◆ TASK GOAL ◆
Gather all lines from the material that contain "tháng".

Items listed in a dataset:
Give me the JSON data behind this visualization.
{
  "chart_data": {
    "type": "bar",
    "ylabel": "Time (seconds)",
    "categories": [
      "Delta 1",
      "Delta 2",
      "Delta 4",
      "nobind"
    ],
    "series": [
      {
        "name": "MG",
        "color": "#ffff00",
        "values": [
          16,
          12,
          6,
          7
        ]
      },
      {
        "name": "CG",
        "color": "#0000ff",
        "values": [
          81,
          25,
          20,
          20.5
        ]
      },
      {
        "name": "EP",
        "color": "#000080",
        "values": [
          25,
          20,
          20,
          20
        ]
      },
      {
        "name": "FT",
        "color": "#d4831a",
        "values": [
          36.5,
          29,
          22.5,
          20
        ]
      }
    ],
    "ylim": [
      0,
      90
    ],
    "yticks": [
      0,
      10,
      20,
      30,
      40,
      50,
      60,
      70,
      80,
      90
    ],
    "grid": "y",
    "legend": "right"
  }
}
...
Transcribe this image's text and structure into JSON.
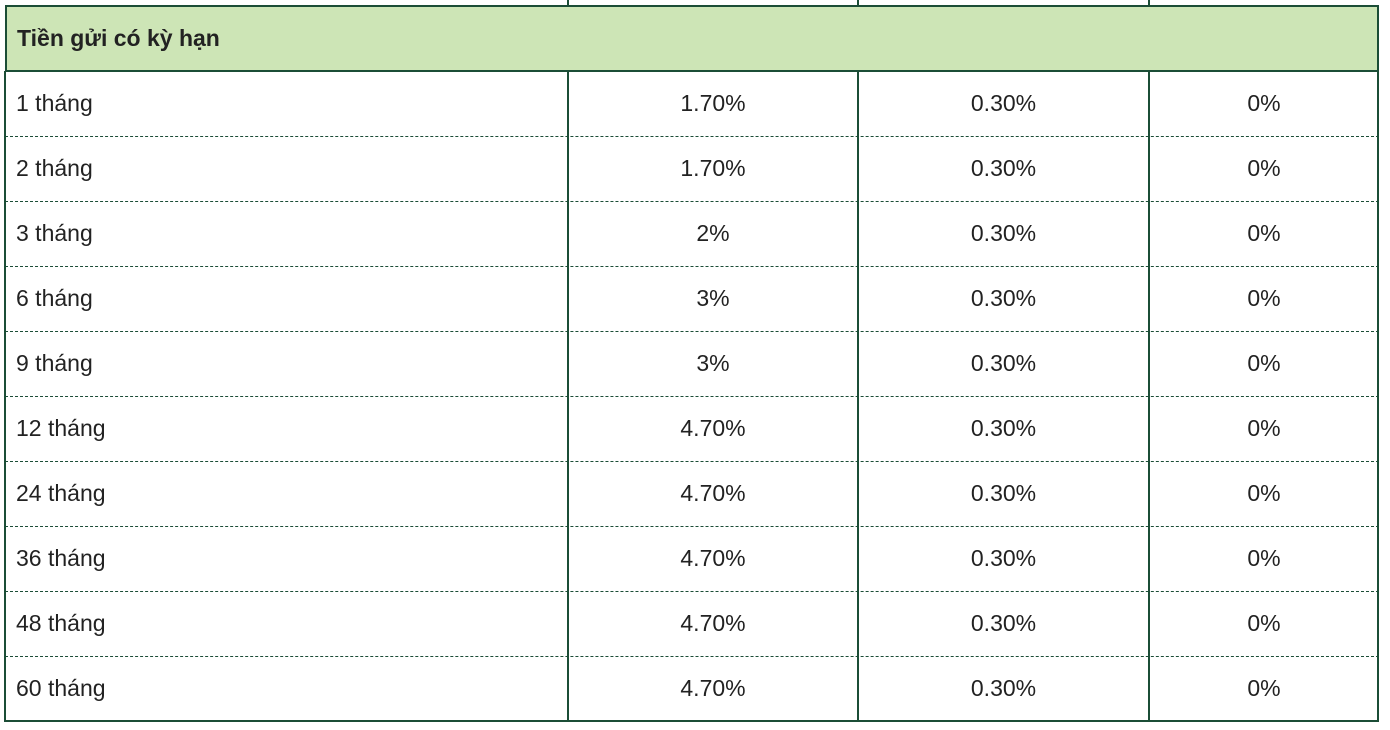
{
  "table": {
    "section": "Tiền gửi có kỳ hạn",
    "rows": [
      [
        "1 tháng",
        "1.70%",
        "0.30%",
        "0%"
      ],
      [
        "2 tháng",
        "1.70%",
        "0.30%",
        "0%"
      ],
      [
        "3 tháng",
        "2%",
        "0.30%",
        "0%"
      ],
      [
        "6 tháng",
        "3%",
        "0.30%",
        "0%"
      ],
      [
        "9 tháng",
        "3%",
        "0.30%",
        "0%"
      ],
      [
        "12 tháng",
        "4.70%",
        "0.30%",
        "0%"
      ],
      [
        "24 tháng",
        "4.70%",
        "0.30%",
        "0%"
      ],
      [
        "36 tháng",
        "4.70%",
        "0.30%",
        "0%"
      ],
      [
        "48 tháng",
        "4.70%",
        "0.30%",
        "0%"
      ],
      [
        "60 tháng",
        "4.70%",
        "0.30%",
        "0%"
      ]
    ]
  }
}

◆ WRITTEN RESPONSE ◆
        "1 tháng",
        "2 tháng",
        "3 tháng",
        "6 tháng",
        "9 tháng",
        "12 tháng",
        "24 tháng",
        "36 tháng",
        "48 tháng",
        "60 tháng",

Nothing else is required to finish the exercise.